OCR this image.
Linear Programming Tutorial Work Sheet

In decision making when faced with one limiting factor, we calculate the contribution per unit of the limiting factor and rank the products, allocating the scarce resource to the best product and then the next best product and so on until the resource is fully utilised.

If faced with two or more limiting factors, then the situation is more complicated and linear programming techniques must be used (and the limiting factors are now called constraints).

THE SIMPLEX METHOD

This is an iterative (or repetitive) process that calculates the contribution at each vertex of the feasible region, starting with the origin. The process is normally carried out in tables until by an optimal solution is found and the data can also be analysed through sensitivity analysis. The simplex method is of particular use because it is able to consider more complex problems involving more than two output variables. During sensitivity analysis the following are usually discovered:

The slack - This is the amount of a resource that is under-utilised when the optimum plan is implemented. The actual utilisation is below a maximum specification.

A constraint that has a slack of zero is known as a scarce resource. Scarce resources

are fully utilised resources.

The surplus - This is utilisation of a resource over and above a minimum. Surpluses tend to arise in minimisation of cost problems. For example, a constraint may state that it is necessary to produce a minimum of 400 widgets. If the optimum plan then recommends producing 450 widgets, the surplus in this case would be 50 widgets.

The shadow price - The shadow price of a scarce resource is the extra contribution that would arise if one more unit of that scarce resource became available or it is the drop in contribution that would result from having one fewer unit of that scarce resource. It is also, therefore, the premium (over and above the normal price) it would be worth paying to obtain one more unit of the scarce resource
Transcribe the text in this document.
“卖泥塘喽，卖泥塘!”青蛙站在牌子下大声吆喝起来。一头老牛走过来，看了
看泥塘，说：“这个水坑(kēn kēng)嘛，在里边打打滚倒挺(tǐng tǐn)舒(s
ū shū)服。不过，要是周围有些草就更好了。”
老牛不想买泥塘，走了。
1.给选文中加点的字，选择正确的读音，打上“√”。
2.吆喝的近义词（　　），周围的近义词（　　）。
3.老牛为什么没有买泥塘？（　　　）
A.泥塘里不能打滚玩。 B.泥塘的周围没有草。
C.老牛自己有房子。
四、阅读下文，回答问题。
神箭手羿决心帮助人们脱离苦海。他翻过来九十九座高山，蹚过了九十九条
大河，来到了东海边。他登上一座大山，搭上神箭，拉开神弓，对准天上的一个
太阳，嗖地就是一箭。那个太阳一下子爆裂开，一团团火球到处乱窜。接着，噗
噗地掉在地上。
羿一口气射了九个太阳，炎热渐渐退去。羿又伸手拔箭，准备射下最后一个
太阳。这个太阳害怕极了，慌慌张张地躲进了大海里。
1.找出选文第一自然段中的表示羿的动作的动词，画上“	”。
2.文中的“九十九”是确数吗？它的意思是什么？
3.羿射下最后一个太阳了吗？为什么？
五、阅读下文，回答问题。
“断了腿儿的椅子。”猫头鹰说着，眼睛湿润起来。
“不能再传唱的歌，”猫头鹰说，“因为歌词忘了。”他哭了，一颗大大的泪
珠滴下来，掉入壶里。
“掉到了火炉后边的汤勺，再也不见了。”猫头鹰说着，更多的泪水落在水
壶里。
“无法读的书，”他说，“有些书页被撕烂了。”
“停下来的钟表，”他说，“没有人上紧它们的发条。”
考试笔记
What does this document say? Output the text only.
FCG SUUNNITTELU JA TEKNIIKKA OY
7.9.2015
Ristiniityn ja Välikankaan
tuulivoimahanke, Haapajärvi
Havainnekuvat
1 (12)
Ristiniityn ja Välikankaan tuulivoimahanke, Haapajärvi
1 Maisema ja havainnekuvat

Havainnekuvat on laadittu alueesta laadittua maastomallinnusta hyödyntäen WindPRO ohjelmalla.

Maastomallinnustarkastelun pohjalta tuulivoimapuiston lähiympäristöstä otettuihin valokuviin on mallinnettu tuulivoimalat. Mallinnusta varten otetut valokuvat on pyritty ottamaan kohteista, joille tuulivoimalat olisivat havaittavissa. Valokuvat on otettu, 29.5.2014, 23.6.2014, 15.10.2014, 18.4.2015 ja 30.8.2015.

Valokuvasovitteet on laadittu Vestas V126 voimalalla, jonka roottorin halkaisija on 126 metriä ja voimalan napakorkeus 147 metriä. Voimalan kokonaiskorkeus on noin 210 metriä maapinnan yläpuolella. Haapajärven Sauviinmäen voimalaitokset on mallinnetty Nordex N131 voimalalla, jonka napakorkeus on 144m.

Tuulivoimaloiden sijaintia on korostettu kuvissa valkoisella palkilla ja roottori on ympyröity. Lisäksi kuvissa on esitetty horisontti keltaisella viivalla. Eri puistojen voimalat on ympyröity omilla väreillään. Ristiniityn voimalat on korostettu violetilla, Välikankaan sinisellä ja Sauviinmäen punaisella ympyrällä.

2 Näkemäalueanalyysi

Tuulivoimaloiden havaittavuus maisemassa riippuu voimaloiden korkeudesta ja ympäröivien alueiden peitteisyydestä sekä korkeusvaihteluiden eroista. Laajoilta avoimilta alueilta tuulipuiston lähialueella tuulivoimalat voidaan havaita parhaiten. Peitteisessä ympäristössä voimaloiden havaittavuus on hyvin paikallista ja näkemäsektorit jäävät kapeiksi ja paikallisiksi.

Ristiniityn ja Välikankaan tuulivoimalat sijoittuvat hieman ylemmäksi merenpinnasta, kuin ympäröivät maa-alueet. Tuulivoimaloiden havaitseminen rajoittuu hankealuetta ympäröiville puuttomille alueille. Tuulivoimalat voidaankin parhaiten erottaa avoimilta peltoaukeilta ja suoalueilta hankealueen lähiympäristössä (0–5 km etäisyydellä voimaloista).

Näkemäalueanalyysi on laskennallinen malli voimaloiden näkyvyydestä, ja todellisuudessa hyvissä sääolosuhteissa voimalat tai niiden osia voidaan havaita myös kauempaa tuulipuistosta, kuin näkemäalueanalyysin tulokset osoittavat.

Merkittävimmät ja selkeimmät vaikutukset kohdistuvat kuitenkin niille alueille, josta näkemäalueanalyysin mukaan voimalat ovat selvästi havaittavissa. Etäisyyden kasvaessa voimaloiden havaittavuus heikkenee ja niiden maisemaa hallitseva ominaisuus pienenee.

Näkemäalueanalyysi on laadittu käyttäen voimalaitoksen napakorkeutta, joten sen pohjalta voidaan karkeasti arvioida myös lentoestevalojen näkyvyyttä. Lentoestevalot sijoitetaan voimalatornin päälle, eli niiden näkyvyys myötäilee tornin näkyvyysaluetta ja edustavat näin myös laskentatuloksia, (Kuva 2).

━━━━━━━━━━━━━━━━━━━━━━━━━━━━━━

▶ **Problem to solve**:
Where does the word "resources" appear? Return each line that holds it.

▶ **Solution**:
A constraint that has a slack of zero is known as a scarce resource. Scarce resources
are fully utilised resources.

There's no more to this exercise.